→ **SHORT TASK**
Report the number of lines where the string "screenshot" occurs, and write nothing else.

→ **DATA SUPPLIED**
-- Start --

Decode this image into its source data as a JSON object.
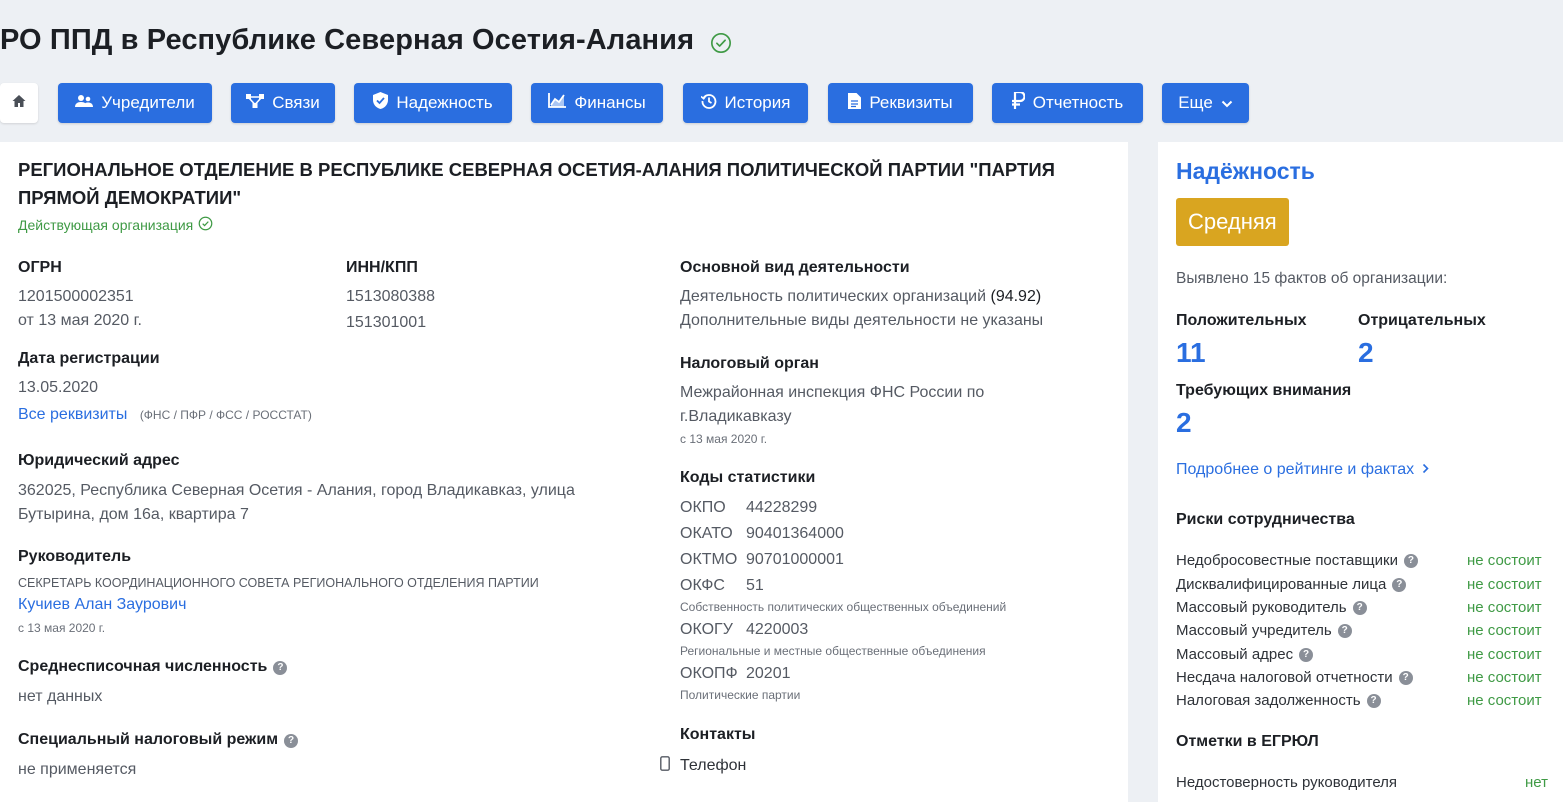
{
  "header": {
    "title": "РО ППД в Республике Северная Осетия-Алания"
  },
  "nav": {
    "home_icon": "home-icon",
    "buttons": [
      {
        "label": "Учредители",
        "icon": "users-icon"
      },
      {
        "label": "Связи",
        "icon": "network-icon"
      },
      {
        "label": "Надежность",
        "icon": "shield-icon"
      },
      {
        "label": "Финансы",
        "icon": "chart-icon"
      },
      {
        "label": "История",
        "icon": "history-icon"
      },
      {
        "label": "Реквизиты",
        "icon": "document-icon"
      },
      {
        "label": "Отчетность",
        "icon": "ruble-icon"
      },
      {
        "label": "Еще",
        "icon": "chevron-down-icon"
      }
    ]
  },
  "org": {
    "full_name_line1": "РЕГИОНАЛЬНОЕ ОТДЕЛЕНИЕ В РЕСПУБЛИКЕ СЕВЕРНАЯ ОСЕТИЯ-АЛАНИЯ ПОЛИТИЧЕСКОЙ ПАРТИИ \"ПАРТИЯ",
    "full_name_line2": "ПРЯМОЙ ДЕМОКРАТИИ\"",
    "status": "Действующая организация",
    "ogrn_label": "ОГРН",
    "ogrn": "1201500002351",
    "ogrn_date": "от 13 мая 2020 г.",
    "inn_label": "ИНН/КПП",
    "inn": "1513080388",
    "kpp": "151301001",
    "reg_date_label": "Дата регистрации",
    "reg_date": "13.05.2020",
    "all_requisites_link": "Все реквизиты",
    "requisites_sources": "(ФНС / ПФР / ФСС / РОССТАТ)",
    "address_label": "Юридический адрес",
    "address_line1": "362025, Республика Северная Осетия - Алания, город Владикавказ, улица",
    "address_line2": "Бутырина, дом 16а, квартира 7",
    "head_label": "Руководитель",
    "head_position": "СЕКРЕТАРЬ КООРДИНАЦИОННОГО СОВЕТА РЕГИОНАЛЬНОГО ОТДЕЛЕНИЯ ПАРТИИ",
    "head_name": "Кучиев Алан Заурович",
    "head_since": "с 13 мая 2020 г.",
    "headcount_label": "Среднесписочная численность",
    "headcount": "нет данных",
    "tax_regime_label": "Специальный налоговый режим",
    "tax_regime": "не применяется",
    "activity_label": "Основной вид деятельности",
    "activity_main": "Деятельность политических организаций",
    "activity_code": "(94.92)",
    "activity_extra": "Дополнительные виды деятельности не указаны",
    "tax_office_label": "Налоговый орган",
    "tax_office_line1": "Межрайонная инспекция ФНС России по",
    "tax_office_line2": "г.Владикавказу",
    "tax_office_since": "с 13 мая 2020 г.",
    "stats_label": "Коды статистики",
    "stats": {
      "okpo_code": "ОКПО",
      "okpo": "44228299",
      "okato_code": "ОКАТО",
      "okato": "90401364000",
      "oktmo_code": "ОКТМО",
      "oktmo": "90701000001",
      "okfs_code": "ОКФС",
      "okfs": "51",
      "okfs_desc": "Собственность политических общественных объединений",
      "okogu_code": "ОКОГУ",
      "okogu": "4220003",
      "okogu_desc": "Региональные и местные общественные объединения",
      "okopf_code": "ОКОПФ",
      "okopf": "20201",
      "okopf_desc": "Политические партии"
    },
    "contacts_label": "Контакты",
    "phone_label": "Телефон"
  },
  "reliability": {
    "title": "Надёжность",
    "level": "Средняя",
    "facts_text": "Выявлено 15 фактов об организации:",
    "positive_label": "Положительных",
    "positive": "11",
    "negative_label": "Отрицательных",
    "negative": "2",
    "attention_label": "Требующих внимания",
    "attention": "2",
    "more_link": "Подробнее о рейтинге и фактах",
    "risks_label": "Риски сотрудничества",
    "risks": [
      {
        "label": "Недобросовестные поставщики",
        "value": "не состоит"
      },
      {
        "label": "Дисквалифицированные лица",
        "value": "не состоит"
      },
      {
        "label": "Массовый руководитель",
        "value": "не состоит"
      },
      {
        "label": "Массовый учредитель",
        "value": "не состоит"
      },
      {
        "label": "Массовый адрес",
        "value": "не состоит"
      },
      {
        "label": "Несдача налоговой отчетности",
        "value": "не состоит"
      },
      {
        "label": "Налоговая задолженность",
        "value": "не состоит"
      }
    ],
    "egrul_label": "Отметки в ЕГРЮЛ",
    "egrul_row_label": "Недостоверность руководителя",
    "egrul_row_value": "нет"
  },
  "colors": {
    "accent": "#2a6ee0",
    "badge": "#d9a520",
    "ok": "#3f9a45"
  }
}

-- End --
-- Start --

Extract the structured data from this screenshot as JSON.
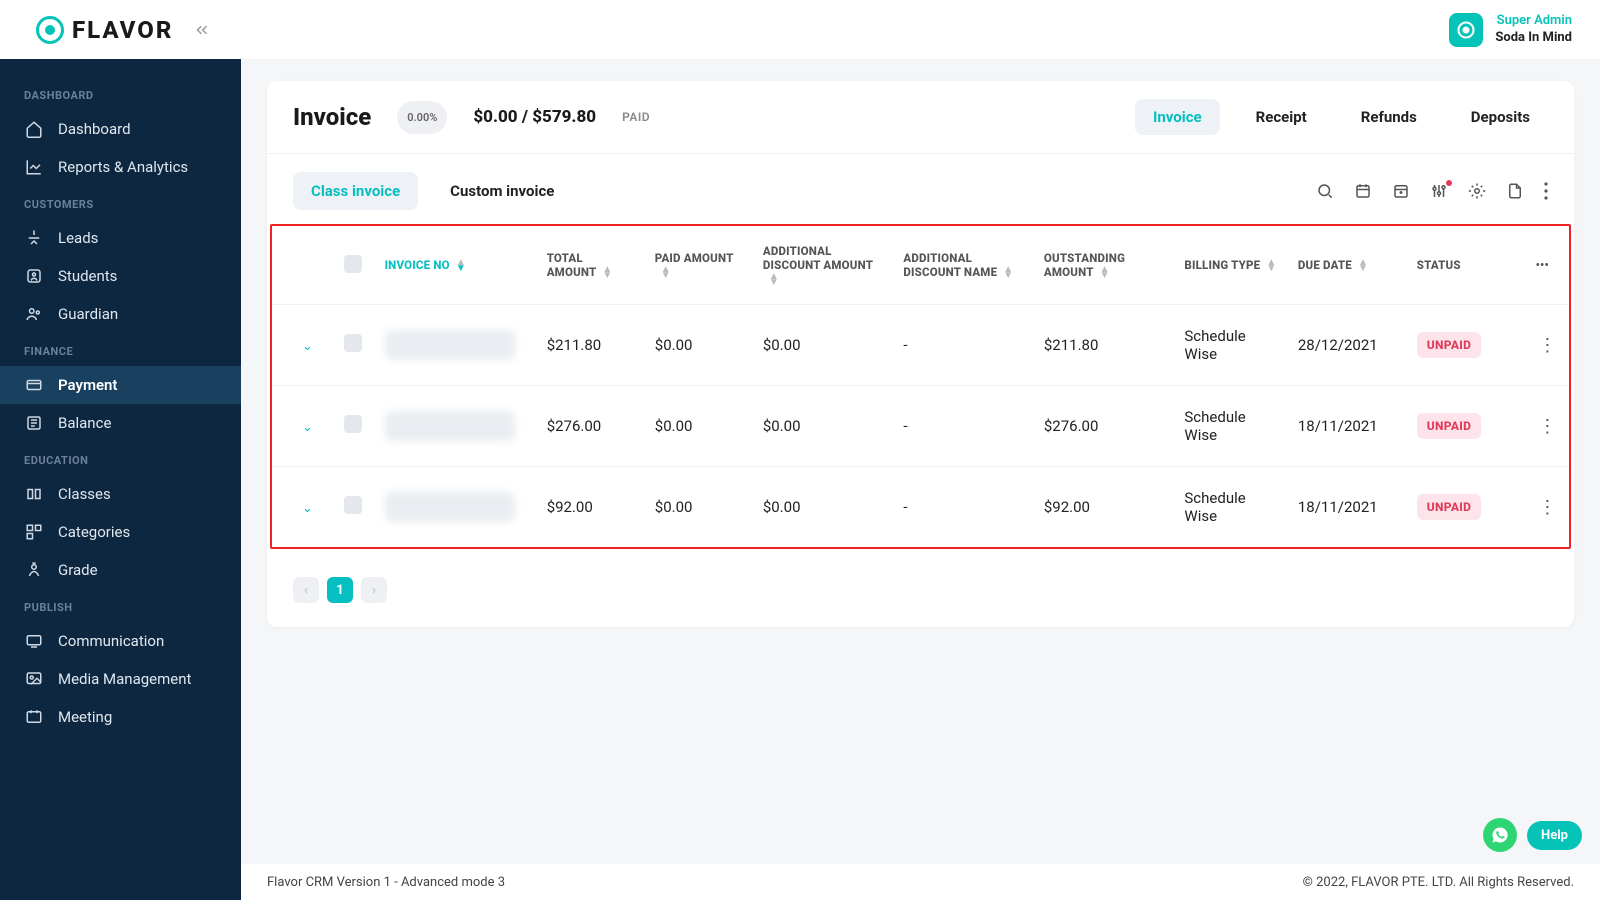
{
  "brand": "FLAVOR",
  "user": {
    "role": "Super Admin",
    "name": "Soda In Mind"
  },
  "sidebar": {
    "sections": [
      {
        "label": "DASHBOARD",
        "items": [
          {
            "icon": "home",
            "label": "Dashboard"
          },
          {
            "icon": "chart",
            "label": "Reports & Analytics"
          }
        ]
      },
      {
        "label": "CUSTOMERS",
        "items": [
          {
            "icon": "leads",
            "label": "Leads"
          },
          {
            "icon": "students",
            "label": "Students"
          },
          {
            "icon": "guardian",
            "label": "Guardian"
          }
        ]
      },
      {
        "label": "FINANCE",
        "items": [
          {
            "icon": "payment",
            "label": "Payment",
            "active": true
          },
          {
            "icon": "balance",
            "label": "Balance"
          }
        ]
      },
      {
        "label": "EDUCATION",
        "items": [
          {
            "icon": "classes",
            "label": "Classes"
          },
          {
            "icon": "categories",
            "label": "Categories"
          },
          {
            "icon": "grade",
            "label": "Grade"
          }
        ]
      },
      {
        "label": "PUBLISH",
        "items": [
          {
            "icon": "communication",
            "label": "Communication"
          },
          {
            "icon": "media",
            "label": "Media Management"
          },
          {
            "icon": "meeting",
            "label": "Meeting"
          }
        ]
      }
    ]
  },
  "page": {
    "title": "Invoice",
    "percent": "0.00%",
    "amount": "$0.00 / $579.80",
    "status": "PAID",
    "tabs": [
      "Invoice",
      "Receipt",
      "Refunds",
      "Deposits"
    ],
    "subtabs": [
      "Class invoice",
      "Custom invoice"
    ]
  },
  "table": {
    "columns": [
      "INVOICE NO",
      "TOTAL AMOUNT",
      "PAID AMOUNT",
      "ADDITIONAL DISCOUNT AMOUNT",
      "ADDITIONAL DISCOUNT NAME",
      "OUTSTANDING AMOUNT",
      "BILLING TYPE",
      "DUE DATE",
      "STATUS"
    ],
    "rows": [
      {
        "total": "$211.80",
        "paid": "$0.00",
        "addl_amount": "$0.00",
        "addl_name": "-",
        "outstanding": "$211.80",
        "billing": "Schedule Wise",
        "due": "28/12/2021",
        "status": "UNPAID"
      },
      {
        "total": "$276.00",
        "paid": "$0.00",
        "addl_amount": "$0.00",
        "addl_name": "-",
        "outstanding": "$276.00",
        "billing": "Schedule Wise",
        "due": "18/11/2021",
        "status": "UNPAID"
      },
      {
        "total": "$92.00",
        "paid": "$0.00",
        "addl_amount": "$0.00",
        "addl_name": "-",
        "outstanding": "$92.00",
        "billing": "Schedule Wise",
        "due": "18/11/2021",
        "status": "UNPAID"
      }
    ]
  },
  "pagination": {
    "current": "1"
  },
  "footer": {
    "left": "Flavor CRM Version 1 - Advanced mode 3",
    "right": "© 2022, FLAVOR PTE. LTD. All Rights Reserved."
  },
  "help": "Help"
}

-- End --
-- Start --

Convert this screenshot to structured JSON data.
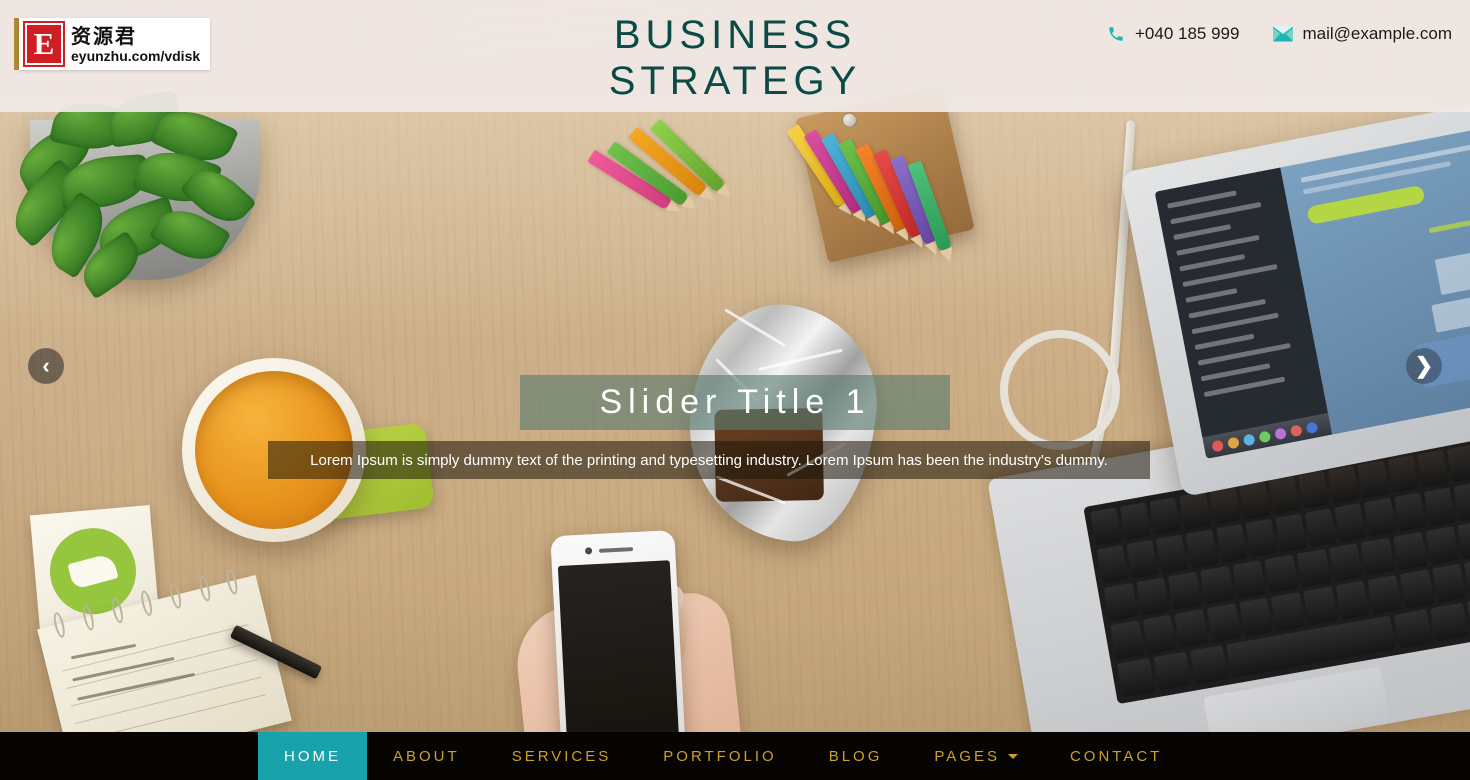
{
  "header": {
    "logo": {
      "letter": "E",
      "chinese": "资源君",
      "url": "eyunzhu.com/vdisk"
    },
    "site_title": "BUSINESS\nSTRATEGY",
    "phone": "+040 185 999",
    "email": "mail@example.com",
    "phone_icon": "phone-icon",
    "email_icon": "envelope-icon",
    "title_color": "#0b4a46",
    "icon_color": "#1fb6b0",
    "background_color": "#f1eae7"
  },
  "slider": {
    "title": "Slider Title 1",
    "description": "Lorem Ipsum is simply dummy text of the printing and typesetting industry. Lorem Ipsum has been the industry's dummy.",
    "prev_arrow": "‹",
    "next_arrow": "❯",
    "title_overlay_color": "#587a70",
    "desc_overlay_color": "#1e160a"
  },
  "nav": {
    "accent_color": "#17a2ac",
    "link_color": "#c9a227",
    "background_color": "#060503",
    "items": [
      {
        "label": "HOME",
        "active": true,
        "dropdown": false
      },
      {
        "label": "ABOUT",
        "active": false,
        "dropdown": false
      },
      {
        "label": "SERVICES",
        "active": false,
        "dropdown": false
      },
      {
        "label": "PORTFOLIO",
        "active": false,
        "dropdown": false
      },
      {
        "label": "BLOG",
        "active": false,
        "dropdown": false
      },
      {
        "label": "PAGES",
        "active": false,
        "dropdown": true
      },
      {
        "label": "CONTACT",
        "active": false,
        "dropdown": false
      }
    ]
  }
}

-- End --

→ **REPLY**
2